# Start of RECORDS FOR PROCESSING

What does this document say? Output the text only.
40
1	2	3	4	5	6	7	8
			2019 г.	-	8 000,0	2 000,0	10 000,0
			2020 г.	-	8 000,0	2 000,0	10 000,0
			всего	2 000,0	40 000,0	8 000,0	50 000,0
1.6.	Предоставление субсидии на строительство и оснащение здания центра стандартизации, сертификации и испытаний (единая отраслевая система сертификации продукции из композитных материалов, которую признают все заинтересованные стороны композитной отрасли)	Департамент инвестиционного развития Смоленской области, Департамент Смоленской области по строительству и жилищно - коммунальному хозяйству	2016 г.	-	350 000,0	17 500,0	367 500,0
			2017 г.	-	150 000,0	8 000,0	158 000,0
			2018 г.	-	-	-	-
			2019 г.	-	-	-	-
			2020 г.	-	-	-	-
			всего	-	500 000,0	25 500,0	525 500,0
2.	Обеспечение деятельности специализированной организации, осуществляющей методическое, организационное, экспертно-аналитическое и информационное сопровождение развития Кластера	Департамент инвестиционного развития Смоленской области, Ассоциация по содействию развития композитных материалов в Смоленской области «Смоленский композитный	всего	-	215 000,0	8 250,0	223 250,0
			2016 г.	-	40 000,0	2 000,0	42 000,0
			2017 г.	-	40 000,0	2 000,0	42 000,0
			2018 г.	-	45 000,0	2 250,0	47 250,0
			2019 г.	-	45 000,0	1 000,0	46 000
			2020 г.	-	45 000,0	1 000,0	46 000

# End of RECORDS FOR PROCESSING

_EXERCISE BRIEF_
Quote every line of the data, word for word.

_WRITTEN SOLUTION_
What does this document say? Output the text only.
40
1	2	3	4	5	6	7	8
			2019 г.	-	8 000,0	2 000,0	10 000,0
			2020 г.	-	8 000,0	2 000,0	10 000,0
			всего	2 000,0	40 000,0	8 000,0	50 000,0
1.6.	Предоставление субсидии на строительство и оснащение здания центра стандартизации, сертификации и испытаний (единая отраслевая система сертификации продукции из композитных материалов, которую признают все заинтересованные стороны композитной отрасли)	Департамент инвестиционного развития Смоленской области, Департамент Смоленской области по строительству и жилищно - коммунальному хозяйству	2016 г.	-	350 000,0	17 500,0	367 500,0
			2017 г.	-	150 000,0	8 000,0	158 000,0
			2018 г.	-	-	-	-
			2019 г.	-	-	-	-
			2020 г.	-	-	-	-
			всего	-	500 000,0	25 500,0	525 500,0
2.	Обеспечение деятельности специализированной организации, осуществляющей методическое, организационное, экспертно-аналитическое и информационное сопровождение развития Кластера	Департамент инвестиционного развития Смоленской области, Ассоциация по содействию развития композитных материалов в Смоленской области «Смоленский композитный	всего	-	215 000,0	8 250,0	223 250,0
			2016 г.	-	40 000,0	2 000,0	42 000,0
			2017 г.	-	40 000,0	2 000,0	42 000,0
			2018 г.	-	45 000,0	2 250,0	47 250,0
			2019 г.	-	45 000,0	1 000,0	46 000
			2020 г.	-	45 000,0	1 000,0	46 000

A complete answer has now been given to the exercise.